Stored records =>
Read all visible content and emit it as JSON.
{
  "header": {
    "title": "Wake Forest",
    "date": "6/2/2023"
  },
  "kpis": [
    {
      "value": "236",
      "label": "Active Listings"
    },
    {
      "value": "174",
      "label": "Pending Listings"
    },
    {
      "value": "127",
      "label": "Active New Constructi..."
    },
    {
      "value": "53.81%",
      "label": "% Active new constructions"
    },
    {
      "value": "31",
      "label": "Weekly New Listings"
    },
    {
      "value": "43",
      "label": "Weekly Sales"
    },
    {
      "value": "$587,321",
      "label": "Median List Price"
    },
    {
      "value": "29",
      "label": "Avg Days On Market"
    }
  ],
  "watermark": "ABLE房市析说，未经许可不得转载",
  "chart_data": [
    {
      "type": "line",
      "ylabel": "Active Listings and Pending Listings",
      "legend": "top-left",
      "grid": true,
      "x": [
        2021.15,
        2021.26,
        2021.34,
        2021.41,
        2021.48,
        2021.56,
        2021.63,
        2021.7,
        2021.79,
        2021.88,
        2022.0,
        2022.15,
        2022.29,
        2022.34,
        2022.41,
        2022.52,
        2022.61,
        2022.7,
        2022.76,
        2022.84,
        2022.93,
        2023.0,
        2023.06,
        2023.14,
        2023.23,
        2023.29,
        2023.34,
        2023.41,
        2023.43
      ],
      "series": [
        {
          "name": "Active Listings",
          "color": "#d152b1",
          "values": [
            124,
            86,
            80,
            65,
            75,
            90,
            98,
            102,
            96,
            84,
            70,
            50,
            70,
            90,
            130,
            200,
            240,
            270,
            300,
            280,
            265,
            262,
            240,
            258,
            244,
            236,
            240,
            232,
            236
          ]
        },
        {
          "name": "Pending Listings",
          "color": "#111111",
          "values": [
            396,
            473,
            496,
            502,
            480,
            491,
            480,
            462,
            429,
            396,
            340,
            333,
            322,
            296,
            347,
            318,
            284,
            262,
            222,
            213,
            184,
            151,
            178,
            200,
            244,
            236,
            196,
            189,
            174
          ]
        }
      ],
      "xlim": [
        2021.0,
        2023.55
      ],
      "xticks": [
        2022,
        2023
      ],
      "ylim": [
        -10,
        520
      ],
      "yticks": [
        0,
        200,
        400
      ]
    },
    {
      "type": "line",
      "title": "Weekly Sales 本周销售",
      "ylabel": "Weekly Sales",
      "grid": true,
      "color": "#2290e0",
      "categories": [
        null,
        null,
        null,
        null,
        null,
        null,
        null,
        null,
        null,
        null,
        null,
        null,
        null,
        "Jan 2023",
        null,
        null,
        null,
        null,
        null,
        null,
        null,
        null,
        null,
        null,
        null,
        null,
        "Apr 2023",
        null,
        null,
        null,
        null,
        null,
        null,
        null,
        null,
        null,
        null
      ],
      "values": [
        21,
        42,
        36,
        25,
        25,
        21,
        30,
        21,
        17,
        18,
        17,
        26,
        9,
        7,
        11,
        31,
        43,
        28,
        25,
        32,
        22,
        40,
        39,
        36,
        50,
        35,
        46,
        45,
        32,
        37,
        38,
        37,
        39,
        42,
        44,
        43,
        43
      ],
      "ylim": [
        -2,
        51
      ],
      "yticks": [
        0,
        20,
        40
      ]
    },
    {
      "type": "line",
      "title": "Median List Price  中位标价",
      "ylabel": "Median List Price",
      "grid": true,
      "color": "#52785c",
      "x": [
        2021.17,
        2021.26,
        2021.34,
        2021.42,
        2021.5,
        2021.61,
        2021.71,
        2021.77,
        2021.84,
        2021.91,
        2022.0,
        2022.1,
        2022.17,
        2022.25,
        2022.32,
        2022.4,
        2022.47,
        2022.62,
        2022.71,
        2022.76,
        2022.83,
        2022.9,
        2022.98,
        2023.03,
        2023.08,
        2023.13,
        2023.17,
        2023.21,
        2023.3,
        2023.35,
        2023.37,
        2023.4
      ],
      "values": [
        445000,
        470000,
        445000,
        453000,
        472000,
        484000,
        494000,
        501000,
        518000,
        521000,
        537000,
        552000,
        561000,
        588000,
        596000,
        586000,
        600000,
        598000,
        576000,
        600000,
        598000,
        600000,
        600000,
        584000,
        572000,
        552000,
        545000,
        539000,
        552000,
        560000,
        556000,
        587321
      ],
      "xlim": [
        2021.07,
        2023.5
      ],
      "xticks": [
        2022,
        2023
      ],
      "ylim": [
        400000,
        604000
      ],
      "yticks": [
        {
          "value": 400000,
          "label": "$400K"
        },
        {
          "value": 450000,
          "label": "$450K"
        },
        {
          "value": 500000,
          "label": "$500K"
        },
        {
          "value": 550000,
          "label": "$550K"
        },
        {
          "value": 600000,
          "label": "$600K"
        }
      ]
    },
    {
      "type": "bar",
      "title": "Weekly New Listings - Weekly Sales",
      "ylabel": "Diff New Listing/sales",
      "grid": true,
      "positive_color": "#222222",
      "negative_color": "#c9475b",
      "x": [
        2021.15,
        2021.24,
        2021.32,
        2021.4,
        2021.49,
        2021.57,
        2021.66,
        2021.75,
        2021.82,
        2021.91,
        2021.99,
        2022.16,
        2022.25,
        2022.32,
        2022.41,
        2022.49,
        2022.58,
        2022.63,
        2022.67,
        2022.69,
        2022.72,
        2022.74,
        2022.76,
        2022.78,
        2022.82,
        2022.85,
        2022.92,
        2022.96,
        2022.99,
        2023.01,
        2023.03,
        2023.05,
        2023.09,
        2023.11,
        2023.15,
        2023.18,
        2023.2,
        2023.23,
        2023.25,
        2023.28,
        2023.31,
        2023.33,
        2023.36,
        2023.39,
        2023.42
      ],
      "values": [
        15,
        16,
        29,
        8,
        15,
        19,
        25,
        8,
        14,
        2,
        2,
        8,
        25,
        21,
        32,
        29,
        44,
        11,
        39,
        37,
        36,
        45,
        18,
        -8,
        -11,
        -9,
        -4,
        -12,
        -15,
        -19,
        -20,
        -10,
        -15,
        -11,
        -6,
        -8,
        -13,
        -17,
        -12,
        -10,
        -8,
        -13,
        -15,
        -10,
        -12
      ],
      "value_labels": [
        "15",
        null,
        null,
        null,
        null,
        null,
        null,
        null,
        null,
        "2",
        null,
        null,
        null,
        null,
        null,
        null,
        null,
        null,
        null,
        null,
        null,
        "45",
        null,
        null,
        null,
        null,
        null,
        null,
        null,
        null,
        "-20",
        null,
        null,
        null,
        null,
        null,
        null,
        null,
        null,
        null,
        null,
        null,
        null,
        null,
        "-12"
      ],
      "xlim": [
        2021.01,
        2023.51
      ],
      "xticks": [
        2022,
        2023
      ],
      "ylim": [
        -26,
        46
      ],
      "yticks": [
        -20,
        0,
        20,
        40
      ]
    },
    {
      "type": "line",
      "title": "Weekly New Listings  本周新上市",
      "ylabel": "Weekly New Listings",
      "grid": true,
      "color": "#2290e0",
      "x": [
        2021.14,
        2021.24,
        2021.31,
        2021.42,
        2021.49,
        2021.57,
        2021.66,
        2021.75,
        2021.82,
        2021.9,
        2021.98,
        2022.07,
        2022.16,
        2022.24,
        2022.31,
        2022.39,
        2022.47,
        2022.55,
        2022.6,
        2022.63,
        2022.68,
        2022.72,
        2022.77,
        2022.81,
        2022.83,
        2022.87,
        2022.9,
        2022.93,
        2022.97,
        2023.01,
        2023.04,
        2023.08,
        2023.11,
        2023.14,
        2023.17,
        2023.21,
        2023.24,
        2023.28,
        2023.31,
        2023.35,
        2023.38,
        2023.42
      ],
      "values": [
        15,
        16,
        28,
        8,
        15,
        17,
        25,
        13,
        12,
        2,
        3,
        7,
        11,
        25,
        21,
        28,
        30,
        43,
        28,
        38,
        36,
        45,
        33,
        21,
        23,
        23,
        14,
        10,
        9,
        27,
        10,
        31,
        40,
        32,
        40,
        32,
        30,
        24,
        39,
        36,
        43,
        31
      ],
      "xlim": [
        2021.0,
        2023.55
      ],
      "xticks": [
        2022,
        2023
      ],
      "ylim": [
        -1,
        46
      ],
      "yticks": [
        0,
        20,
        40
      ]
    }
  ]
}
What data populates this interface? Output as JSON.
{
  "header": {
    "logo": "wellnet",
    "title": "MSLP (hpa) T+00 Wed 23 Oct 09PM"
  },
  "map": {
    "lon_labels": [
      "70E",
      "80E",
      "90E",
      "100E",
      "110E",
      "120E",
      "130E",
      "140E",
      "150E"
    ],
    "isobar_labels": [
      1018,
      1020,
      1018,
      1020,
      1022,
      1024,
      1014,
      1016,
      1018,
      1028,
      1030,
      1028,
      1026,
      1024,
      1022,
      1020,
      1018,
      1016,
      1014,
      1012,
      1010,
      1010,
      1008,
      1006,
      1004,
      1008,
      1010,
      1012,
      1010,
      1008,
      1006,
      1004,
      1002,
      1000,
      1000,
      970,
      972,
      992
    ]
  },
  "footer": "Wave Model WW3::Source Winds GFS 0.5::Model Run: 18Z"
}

What you should do => From the listing above, copy every line that includes the word "Median".

Task solution =>
      "label": "Median List Price"
      "title": "Median List Price  中位标价",
      "ylabel": "Median List Price",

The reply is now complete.